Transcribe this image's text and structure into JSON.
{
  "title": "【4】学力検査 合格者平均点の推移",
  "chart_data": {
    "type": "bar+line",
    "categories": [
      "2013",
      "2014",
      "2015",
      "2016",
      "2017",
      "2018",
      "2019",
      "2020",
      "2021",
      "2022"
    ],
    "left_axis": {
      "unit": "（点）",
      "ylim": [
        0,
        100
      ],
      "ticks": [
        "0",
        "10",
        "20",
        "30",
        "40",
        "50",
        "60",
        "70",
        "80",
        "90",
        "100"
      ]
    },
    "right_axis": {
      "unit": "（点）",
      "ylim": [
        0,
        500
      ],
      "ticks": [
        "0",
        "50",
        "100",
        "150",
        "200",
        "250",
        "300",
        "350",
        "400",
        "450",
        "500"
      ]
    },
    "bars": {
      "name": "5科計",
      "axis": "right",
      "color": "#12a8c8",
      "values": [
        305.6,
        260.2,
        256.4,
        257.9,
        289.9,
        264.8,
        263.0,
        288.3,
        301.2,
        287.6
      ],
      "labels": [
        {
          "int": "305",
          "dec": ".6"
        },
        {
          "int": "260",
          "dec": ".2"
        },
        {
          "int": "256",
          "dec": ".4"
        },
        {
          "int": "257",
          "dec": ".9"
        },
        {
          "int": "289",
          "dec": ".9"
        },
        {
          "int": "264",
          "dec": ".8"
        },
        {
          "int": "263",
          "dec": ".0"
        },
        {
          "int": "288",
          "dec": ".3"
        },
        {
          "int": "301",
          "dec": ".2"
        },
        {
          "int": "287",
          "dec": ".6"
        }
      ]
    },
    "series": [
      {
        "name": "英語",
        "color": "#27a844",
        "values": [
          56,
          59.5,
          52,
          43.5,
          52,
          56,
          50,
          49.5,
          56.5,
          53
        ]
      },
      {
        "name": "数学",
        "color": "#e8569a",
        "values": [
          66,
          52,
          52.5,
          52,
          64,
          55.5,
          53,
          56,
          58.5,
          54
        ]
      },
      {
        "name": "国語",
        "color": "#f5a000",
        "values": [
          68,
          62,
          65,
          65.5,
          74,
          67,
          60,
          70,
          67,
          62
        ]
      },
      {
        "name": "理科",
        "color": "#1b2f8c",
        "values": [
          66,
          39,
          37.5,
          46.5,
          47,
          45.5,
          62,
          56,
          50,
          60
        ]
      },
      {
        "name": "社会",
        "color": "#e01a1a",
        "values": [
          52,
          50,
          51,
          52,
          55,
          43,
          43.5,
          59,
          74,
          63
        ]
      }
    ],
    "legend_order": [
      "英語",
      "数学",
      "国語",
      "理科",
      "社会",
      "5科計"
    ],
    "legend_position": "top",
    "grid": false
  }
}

DIRECTIVE |
Show every line in the records above that contains the word "color".

EXPECTED OUTPUT |
      "color": "#12a8c8",
        "color": "#27a844",
        "color": "#e8569a",
        "color": "#f5a000",
        "color": "#1b2f8c",
        "color": "#e01a1a",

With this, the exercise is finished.